MATERIAL FOR THE TASK
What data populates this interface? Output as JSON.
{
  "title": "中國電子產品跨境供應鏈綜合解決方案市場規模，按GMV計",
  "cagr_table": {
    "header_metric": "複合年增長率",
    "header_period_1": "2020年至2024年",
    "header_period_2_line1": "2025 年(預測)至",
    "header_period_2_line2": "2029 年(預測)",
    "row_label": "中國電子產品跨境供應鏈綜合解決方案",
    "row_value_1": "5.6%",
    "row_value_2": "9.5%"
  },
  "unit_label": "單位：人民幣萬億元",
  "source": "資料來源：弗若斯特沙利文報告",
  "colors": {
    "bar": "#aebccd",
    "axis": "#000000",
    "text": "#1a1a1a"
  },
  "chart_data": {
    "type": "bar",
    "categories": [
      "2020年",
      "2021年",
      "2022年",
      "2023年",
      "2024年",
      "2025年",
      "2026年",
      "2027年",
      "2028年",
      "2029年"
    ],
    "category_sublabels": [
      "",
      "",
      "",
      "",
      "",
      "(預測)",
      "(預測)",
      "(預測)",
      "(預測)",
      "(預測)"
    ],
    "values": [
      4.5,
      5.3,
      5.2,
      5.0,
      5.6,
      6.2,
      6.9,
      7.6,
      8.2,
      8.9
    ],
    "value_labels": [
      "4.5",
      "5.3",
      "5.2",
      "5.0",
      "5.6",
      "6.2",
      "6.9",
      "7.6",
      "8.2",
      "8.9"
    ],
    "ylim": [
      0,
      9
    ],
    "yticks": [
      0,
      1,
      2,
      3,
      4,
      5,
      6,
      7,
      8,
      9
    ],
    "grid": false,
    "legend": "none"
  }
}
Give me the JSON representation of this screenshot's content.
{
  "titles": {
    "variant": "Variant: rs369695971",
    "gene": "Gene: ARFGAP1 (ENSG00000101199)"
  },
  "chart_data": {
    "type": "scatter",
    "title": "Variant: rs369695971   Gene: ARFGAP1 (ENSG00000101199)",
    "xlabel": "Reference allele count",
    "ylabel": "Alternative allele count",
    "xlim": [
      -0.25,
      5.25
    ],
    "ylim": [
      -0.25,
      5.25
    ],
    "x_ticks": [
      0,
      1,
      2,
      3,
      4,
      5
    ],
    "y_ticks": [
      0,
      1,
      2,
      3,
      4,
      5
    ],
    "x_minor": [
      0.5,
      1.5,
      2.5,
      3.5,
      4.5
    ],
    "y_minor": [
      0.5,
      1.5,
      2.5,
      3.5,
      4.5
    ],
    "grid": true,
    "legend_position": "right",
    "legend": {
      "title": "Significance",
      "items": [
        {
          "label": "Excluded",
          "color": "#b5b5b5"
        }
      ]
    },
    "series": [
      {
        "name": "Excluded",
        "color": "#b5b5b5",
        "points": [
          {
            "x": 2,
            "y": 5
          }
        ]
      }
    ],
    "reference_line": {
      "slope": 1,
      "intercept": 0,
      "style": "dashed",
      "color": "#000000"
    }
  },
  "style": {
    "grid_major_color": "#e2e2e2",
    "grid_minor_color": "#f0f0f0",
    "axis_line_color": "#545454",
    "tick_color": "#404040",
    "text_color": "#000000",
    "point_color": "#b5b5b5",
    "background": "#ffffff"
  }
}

JOB
Write the listing out again, exactly as shown above.

ANSWER TO THIS PROBLEM
What data populates this interface? Output as JSON.
{
  "title": "中國電子產品跨境供應鏈綜合解決方案市場規模，按GMV計",
  "cagr_table": {
    "header_metric": "複合年增長率",
    "header_period_1": "2020年至2024年",
    "header_period_2_line1": "2025 年(預測)至",
    "header_period_2_line2": "2029 年(預測)",
    "row_label": "中國電子產品跨境供應鏈綜合解決方案",
    "row_value_1": "5.6%",
    "row_value_2": "9.5%"
  },
  "unit_label": "單位：人民幣萬億元",
  "source": "資料來源：弗若斯特沙利文報告",
  "colors": {
    "bar": "#aebccd",
    "axis": "#000000",
    "text": "#1a1a1a"
  },
  "chart_data": {
    "type": "bar",
    "categories": [
      "2020年",
      "2021年",
      "2022年",
      "2023年",
      "2024年",
      "2025年",
      "2026年",
      "2027年",
      "2028年",
      "2029年"
    ],
    "category_sublabels": [
      "",
      "",
      "",
      "",
      "",
      "(預測)",
      "(預測)",
      "(預測)",
      "(預測)",
      "(預測)"
    ],
    "values": [
      4.5,
      5.3,
      5.2,
      5.0,
      5.6,
      6.2,
      6.9,
      7.6,
      8.2,
      8.9
    ],
    "value_labels": [
      "4.5",
      "5.3",
      "5.2",
      "5.0",
      "5.6",
      "6.2",
      "6.9",
      "7.6",
      "8.2",
      "8.9"
    ],
    "ylim": [
      0,
      9
    ],
    "yticks": [
      0,
      1,
      2,
      3,
      4,
      5,
      6,
      7,
      8,
      9
    ],
    "grid": false,
    "legend": "none"
  }
}
Give me the JSON representation of this screenshot's content.
{
  "titles": {
    "variant": "Variant: rs369695971",
    "gene": "Gene: ARFGAP1 (ENSG00000101199)"
  },
  "chart_data": {
    "type": "scatter",
    "title": "Variant: rs369695971   Gene: ARFGAP1 (ENSG00000101199)",
    "xlabel": "Reference allele count",
    "ylabel": "Alternative allele count",
    "xlim": [
      -0.25,
      5.25
    ],
    "ylim": [
      -0.25,
      5.25
    ],
    "x_ticks": [
      0,
      1,
      2,
      3,
      4,
      5
    ],
    "y_ticks": [
      0,
      1,
      2,
      3,
      4,
      5
    ],
    "x_minor": [
      0.5,
      1.5,
      2.5,
      3.5,
      4.5
    ],
    "y_minor": [
      0.5,
      1.5,
      2.5,
      3.5,
      4.5
    ],
    "grid": true,
    "legend_position": "right",
    "legend": {
      "title": "Significance",
      "items": [
        {
          "label": "Excluded",
          "color": "#b5b5b5"
        }
      ]
    },
    "series": [
      {
        "name": "Excluded",
        "color": "#b5b5b5",
        "points": [
          {
            "x": 2,
            "y": 5
          }
        ]
      }
    ],
    "reference_line": {
      "slope": 1,
      "intercept": 0,
      "style": "dashed",
      "color": "#000000"
    }
  },
  "style": {
    "grid_major_color": "#e2e2e2",
    "grid_minor_color": "#f0f0f0",
    "axis_line_color": "#545454",
    "tick_color": "#404040",
    "text_color": "#000000",
    "point_color": "#b5b5b5",
    "background": "#ffffff"
  }
}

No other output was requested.